- [Problem statement]: Retype all the records with nothing changed.

Collection entries:
—————

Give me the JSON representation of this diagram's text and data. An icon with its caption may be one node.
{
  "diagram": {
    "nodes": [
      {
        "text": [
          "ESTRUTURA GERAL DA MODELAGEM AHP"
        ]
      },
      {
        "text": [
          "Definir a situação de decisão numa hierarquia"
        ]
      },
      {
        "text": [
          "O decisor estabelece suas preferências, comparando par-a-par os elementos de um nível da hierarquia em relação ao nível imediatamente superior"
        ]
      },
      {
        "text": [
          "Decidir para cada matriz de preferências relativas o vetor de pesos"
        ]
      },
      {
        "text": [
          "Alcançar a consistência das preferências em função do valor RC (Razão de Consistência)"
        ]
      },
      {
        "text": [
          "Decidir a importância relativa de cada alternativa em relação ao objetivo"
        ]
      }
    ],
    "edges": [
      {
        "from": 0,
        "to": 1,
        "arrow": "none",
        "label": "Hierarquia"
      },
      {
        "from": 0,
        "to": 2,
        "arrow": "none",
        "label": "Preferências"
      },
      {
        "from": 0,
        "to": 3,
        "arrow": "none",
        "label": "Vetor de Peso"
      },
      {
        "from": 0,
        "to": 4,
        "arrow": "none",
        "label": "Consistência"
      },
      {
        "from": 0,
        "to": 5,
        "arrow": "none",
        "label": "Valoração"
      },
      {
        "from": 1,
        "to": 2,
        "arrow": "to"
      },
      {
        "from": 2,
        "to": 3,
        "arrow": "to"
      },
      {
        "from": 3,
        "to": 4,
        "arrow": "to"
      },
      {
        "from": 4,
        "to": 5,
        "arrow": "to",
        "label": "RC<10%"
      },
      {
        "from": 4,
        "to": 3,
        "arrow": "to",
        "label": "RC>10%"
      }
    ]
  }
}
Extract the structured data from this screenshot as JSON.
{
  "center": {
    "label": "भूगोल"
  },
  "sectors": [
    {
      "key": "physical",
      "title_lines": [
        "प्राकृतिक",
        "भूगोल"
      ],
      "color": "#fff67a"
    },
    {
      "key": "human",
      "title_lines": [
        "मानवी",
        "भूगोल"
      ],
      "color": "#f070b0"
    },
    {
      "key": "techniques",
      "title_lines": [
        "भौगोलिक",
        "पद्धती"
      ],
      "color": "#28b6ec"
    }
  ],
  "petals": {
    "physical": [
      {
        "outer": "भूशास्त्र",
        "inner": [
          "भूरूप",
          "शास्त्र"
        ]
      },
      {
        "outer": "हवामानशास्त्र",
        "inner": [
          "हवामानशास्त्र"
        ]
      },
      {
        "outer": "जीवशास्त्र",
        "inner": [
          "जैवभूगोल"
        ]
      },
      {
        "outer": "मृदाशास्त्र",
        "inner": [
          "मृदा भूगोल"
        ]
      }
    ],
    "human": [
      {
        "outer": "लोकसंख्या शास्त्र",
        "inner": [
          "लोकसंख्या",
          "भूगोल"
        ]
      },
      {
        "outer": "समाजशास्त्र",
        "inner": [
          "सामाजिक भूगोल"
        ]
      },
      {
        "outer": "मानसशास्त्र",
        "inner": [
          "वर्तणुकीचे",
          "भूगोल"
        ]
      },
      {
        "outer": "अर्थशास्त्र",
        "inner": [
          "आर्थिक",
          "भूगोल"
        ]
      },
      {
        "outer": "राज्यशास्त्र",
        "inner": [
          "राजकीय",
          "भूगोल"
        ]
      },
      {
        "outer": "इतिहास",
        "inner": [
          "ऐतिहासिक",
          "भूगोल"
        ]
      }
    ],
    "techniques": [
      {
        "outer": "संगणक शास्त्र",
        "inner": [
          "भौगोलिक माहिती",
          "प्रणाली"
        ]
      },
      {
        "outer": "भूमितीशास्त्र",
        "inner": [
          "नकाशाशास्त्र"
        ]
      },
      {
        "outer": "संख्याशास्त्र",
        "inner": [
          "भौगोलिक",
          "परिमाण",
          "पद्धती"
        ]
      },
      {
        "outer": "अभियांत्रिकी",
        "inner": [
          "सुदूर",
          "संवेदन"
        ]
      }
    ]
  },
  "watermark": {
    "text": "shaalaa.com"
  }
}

—————

- [Task solution]:
Give me the JSON representation of this diagram's text and data. An icon with its caption may be one node.
{
  "diagram": {
    "nodes": [
      {
        "text": [
          "ESTRUTURA GERAL DA MODELAGEM AHP"
        ]
      },
      {
        "text": [
          "Definir a situação de decisão numa hierarquia"
        ]
      },
      {
        "text": [
          "O decisor estabelece suas preferências, comparando par-a-par os elementos de um nível da hierarquia em relação ao nível imediatamente superior"
        ]
      },
      {
        "text": [
          "Decidir para cada matriz de preferências relativas o vetor de pesos"
        ]
      },
      {
        "text": [
          "Alcançar a consistência das preferências em função do valor RC (Razão de Consistência)"
        ]
      },
      {
        "text": [
          "Decidir a importância relativa de cada alternativa em relação ao objetivo"
        ]
      }
    ],
    "edges": [
      {
        "from": 0,
        "to": 1,
        "arrow": "none",
        "label": "Hierarquia"
      },
      {
        "from": 0,
        "to": 2,
        "arrow": "none",
        "label": "Preferências"
      },
      {
        "from": 0,
        "to": 3,
        "arrow": "none",
        "label": "Vetor de Peso"
      },
      {
        "from": 0,
        "to": 4,
        "arrow": "none",
        "label": "Consistência"
      },
      {
        "from": 0,
        "to": 5,
        "arrow": "none",
        "label": "Valoração"
      },
      {
        "from": 1,
        "to": 2,
        "arrow": "to"
      },
      {
        "from": 2,
        "to": 3,
        "arrow": "to"
      },
      {
        "from": 3,
        "to": 4,
        "arrow": "to"
      },
      {
        "from": 4,
        "to": 5,
        "arrow": "to",
        "label": "RC<10%"
      },
      {
        "from": 4,
        "to": 3,
        "arrow": "to",
        "label": "RC>10%"
      }
    ]
  }
}
Extract the structured data from this screenshot as JSON.
{
  "center": {
    "label": "भूगोल"
  },
  "sectors": [
    {
      "key": "physical",
      "title_lines": [
        "प्राकृतिक",
        "भूगोल"
      ],
      "color": "#fff67a"
    },
    {
      "key": "human",
      "title_lines": [
        "मानवी",
        "भूगोल"
      ],
      "color": "#f070b0"
    },
    {
      "key": "techniques",
      "title_lines": [
        "भौगोलिक",
        "पद्धती"
      ],
      "color": "#28b6ec"
    }
  ],
  "petals": {
    "physical": [
      {
        "outer": "भूशास्त्र",
        "inner": [
          "भूरूप",
          "शास्त्र"
        ]
      },
      {
        "outer": "हवामानशास्त्र",
        "inner": [
          "हवामानशास्त्र"
        ]
      },
      {
        "outer": "जीवशास्त्र",
        "inner": [
          "जैवभूगोल"
        ]
      },
      {
        "outer": "मृदाशास्त्र",
        "inner": [
          "मृदा भूगोल"
        ]
      }
    ],
    "human": [
      {
        "outer": "लोकसंख्या शास्त्र",
        "inner": [
          "लोकसंख्या",
          "भूगोल"
        ]
      },
      {
        "outer": "समाजशास्त्र",
        "inner": [
          "सामाजिक भूगोल"
        ]
      },
      {
        "outer": "मानसशास्त्र",
        "inner": [
          "वर्तणुकीचे",
          "भूगोल"
        ]
      },
      {
        "outer": "अर्थशास्त्र",
        "inner": [
          "आर्थिक",
          "भूगोल"
        ]
      },
      {
        "outer": "राज्यशास्त्र",
        "inner": [
          "राजकीय",
          "भूगोल"
        ]
      },
      {
        "outer": "इतिहास",
        "inner": [
          "ऐतिहासिक",
          "भूगोल"
        ]
      }
    ],
    "techniques": [
      {
        "outer": "संगणक शास्त्र",
        "inner": [
          "भौगोलिक माहिती",
          "प्रणाली"
        ]
      },
      {
        "outer": "भूमितीशास्त्र",
        "inner": [
          "नकाशाशास्त्र"
        ]
      },
      {
        "outer": "संख्याशास्त्र",
        "inner": [
          "भौगोलिक",
          "परिमाण",
          "पद्धती"
        ]
      },
      {
        "outer": "अभियांत्रिकी",
        "inner": [
          "सुदूर",
          "संवेदन"
        ]
      }
    ]
  },
  "watermark": {
    "text": "shaalaa.com"
  }
}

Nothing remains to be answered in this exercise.